=== Task data ===
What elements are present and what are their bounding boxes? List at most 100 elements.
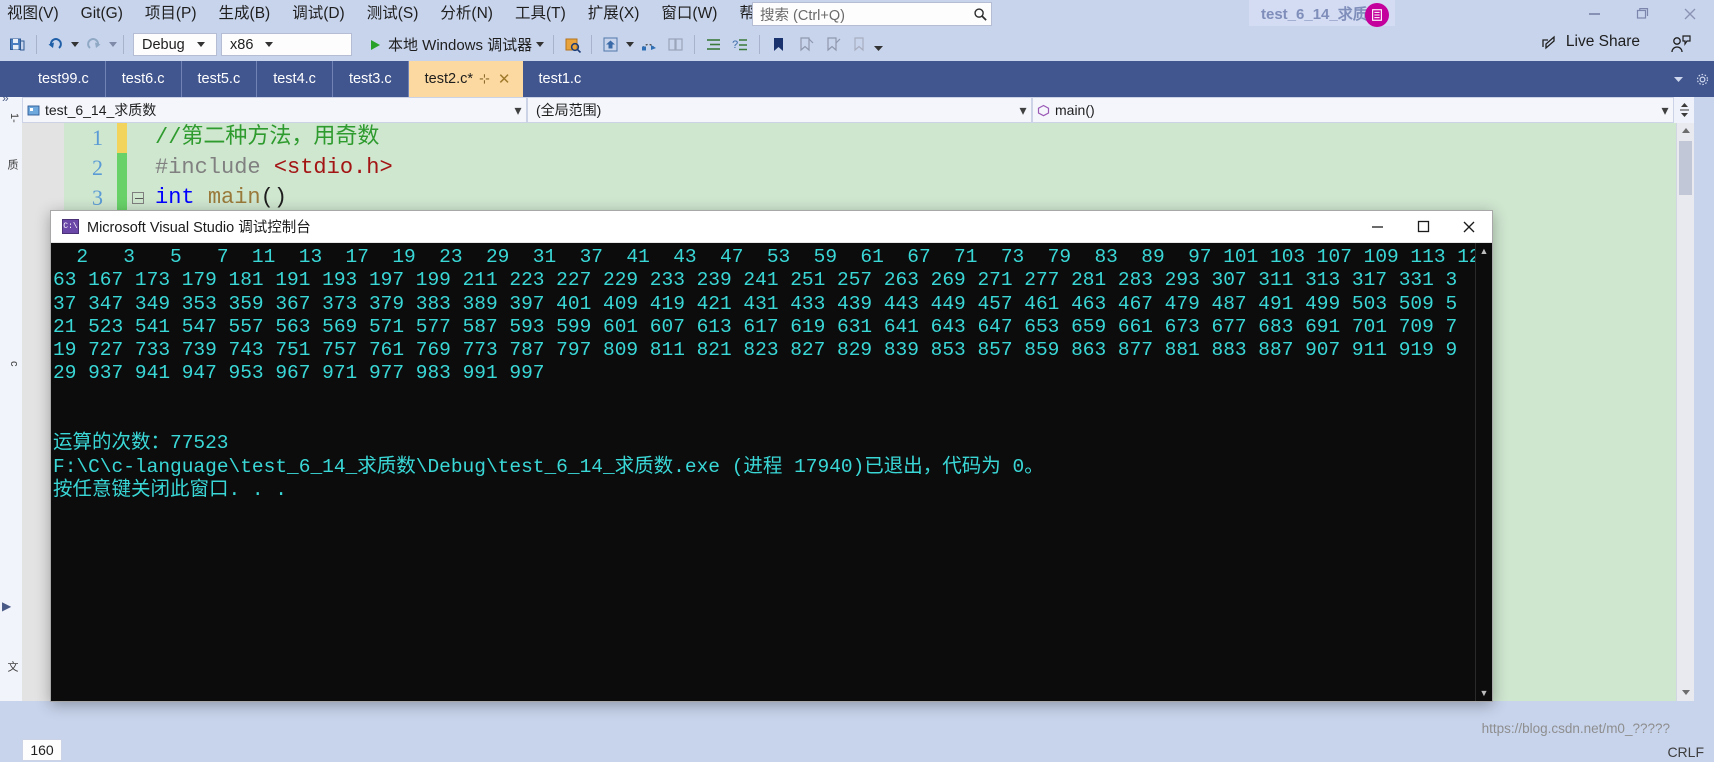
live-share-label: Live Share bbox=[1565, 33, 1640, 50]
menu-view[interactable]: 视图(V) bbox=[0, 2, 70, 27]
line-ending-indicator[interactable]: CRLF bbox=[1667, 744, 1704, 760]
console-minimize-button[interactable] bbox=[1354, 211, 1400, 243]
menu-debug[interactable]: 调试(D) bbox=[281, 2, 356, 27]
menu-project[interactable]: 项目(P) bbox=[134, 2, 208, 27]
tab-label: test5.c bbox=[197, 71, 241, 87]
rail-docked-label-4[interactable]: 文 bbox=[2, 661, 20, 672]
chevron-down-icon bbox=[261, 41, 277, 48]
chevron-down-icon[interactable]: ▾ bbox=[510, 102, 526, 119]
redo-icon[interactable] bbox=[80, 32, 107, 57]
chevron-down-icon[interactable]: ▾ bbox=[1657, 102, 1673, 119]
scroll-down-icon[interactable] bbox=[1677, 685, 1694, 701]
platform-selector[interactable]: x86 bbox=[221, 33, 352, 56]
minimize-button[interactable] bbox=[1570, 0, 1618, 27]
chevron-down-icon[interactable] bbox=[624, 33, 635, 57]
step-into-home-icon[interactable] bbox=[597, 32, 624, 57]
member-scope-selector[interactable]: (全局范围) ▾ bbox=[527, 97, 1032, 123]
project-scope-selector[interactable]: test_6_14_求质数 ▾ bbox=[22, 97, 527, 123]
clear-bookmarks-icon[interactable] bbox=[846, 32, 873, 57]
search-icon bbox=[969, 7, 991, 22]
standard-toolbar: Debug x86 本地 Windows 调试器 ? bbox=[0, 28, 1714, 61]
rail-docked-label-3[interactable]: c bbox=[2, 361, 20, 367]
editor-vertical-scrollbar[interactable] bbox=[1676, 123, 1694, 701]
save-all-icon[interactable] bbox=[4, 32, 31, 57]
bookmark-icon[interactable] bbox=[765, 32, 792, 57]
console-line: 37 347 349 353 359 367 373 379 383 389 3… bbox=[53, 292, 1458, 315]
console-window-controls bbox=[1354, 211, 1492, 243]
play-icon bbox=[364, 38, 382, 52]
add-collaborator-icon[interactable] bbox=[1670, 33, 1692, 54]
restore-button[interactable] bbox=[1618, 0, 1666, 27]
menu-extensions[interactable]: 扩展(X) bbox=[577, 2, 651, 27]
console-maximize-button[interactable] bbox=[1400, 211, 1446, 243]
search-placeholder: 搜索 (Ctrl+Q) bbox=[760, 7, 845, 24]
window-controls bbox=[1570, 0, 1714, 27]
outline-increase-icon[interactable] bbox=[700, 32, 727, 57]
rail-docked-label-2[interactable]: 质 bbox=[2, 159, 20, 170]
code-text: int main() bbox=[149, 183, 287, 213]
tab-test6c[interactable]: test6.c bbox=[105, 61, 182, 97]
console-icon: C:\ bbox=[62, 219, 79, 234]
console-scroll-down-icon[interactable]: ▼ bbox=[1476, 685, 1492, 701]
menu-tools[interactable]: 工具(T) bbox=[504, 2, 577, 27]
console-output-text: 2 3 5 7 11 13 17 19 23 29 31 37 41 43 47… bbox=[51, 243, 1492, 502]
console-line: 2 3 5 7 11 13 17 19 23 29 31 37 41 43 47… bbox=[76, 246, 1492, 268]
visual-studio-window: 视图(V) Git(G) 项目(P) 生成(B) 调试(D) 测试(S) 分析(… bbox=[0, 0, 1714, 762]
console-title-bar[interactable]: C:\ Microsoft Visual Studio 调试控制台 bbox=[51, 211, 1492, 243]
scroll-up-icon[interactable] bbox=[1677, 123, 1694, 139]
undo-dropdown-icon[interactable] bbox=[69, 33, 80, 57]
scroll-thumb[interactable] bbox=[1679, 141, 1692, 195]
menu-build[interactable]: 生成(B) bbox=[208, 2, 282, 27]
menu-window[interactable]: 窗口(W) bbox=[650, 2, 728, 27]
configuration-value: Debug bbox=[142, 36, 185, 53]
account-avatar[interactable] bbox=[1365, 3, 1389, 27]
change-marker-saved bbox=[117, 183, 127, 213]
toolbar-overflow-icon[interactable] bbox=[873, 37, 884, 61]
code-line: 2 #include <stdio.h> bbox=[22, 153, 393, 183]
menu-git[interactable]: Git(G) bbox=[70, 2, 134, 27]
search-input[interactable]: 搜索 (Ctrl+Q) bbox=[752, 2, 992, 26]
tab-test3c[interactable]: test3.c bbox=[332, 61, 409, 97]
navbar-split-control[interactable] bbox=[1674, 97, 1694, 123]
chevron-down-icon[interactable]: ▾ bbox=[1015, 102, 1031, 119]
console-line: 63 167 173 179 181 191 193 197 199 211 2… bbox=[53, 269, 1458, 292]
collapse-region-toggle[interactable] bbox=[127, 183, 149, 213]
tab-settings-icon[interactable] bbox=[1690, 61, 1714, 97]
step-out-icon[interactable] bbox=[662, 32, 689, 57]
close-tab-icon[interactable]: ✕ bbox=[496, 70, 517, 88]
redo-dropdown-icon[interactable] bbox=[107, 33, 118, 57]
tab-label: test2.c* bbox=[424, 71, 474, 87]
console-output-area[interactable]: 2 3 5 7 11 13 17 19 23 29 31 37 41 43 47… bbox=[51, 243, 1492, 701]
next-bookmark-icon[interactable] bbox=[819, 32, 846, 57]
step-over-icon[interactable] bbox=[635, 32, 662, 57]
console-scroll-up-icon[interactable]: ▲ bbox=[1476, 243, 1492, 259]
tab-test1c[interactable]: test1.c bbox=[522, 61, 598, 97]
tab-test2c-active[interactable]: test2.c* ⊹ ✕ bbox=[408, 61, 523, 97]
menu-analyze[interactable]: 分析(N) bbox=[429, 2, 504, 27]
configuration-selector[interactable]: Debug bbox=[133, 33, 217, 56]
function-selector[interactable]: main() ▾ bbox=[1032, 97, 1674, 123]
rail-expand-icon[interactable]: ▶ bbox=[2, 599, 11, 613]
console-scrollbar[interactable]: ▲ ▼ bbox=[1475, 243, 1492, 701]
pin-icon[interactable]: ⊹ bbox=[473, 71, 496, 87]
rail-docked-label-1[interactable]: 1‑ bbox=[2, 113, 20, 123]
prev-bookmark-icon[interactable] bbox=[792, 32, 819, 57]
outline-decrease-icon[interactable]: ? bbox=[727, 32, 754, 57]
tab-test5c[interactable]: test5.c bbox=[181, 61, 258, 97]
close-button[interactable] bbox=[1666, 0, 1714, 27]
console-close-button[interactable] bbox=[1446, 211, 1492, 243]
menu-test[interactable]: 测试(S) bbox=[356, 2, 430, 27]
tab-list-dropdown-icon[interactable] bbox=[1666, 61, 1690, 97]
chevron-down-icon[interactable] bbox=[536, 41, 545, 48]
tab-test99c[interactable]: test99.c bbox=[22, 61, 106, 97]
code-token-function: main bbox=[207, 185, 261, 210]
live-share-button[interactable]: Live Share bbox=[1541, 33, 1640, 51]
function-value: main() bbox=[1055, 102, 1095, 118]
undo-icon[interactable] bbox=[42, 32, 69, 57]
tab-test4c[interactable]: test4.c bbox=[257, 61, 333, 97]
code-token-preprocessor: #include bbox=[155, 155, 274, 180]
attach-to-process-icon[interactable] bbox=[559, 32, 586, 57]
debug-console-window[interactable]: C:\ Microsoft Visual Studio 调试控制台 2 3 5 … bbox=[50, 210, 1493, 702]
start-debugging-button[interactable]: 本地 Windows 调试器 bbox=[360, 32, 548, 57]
===
Written problem: Format the part of the data that opens with the line containing "live-share-label: Live Share" and closes with the line containing "step-into-home-icon[interactable] bbox=[597, 32, 624, 57]" as a Markdown table with the columns No. and Line. Give each line its own numbered row and skip any blank lines.

Task answer:
| No. | Line |
|---|---|
| 1 | live-share-label: Live Share bbox=[1565, 33, 1640, 50] |
| 2 | menu-view[interactable]: 视图(V) bbox=[0, 2, 70, 27] |
| 3 | line-ending-indicator[interactable]: CRLF bbox=[1667, 744, 1704, 760] |
| 4 | console-minimize-button[interactable] bbox=[1354, 211, 1400, 243] |
| 5 | menu-debug[interactable]: 调试(D) bbox=[281, 2, 356, 27] |
| 6 | menu-project[interactable]: 项目(P) bbox=[134, 2, 208, 27] |
| 7 | tab-label: test5.c bbox=[197, 71, 241, 87] |
| 8 | rail-docked-label-4[interactable]: 文 bbox=[2, 661, 20, 672] |
| 9 | chevron-down-icon bbox=[261, 41, 277, 48] |
| 10 | chevron-down-icon[interactable]: ▾ bbox=[510, 102, 526, 119] |
| 11 | redo-icon[interactable] bbox=[80, 32, 107, 57] |
| 12 | chevron-down-icon[interactable]: ▾ bbox=[1657, 102, 1673, 119] |
| 13 | scroll-down-icon[interactable] bbox=[1677, 685, 1694, 701] |
| 14 | platform-selector[interactable]: x86 bbox=[221, 33, 352, 56] |
| 15 | minimize-button[interactable] bbox=[1570, 0, 1618, 27] |
| 16 | chevron-down-icon[interactable] bbox=[624, 33, 635, 57] |
| 17 | step-into-home-icon[interactable] bbox=[597, 32, 624, 57] |